_WORK TASK 1:_
According to the article on Aaron Judge's 60th home run, what was the average fastball speed in 2002?
_WORK TASK 2:_
Substitute "children" for "kids" in the Aaron Judge article, covering everything from "Illustration: Getty Images" down to "even talked about.", and write out that passage.
_WORK TASK 3:_
Continue the article on Aaron Judge's 60th home run from its last sentence.

---------- PAGE EXCERPT

Aaron Judge watches 60th HR.

Aaron Judge watches 60th HR.
Illustration: Getty Images

It was a number we didn’t even think about when we were kids. Only if you were born in a specific time, where you were an impressionable youth between 1998-2003, would 60 seem reasonable, or even reachable, or something to be expected to happen semi-regularly. It was never even talked about.

While Aaron Judge crossing the threshold into the immortal last night inspires a lot of insipid discussion, most of it from Jon Heyman, it’s still worth the time to marvel at 60 home runs in a season. As we’ve previously said, it doesn’t really matter how anyone views the seasons of Barry Bonds or Sammy Sosa or Mark McGwire, the only modern players to get above 60 home runs in a season. Judge is hitting in a completely different environment. He faces fastballs regularly that would have had hitters 20 years ago questioning their profession, if not their existence. The average fastball in 2002, the last year FanGraphs has data for, was 89.4 MPH. It’s 93.6 now. There wasn’t anyone throwing 95 MPH cutters. There are no such things as hitters’ counts anymore. According to StatCast, Judge has only seen fastballs on a third of his 2-0 or 3-1 counts. It used to be you could count on a fastball when ahead in the count. Now it could just as easily be a slider that cracks the air like a whip as it dives toward the other batter’s box.

--------------------
---------- RECORDED DATA

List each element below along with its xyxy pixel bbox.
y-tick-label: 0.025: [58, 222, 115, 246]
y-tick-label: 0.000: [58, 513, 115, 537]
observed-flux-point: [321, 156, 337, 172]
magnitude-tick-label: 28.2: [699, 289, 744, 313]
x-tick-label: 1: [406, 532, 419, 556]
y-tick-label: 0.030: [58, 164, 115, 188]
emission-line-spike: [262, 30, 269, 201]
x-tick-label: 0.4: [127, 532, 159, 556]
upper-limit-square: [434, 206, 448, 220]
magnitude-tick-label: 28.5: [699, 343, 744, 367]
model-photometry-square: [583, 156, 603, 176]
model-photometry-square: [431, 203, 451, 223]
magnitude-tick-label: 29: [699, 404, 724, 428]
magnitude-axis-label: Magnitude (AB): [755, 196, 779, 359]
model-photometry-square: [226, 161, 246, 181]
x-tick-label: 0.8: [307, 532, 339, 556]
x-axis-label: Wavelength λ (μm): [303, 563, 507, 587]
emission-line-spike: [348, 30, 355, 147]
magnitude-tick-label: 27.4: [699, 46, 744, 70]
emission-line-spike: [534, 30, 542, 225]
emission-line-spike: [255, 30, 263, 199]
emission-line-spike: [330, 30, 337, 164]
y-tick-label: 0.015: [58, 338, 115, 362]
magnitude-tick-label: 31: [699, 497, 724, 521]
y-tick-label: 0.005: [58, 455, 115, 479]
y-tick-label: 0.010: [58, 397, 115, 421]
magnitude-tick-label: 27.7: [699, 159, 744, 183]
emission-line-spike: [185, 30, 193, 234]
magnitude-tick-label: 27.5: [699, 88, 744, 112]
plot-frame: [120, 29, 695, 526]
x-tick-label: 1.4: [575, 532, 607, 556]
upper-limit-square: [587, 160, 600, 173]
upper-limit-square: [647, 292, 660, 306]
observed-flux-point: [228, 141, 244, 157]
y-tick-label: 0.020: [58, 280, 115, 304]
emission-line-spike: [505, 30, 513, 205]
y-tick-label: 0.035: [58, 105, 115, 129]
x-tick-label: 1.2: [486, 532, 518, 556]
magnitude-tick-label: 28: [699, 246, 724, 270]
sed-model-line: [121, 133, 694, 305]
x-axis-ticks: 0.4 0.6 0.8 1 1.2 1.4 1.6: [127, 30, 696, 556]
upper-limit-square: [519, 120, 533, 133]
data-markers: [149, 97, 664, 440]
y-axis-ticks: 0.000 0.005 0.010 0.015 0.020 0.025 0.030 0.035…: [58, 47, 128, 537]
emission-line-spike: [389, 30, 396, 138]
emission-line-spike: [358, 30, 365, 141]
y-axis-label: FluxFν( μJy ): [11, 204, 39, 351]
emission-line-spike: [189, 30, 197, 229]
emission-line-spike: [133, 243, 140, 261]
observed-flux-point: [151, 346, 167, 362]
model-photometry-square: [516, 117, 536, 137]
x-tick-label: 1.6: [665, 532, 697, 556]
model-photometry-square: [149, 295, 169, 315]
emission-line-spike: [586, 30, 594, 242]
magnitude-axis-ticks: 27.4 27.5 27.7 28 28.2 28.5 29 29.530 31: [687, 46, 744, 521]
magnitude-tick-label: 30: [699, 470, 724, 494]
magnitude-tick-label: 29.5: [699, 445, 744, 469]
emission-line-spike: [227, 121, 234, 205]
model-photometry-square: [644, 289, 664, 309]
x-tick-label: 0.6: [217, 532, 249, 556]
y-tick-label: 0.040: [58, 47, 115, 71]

--------------------

_RESULT 1:_
89.4 MPH

_RESULT 2:_
Illustration: Getty Images

It was a number we didn’t even think about when we were children. Only if you were born in a specific time, where you were an impressionable youth between 1998-2003, would 60 seem reasonable, or even reachable, or something to be expected to happen semi-regularly. It was never even talked about.

_RESULT 3:_
Still, the effort to use Judge’s season to erase what came before isn’t worth the effort, nor is it accurate. If steroids made things so easy for everyone, how come only three guys hit 60 or more homers? Shouldn’t everyone have traipsed across the line if PEDs were the only answer?

Sixty just seems like such a gargantuan number, we forget that Judge’s teammate Giancarlo Stanton hit 59 not all that long ago. Ryan Howard hit 58. Luis Gonzalez hit 57, which seems truly ridiculous now given the rest of his career, but he didn’t infringe on the numbers people hold dear and he won a World Series, so his outlier just gets glossed over. But 60, just hearing that makes it feel like Judge has left them all in the dust. Which he very well might do by the end of the season, should he get to 64 or 65.

Perhaps what Judge should be most saluted for is the most successful bet-on-yourself season of all time. The Yankees tried to get Judge a contract extension for less than he was worth, and he decided to show them how much more it was going to cost them to now give him what he’s worth. If they even want to. He easily could be commanding $45 million a year after this, and if he doesn’t get anything close to it, the union will have a decent collusion case on its hands.

This is only the ninth time anyone has waded into the 60 home run pool, out of 146 MLB seasons and the thousands and thousands of players to have tried. That’s what’s truly staggering.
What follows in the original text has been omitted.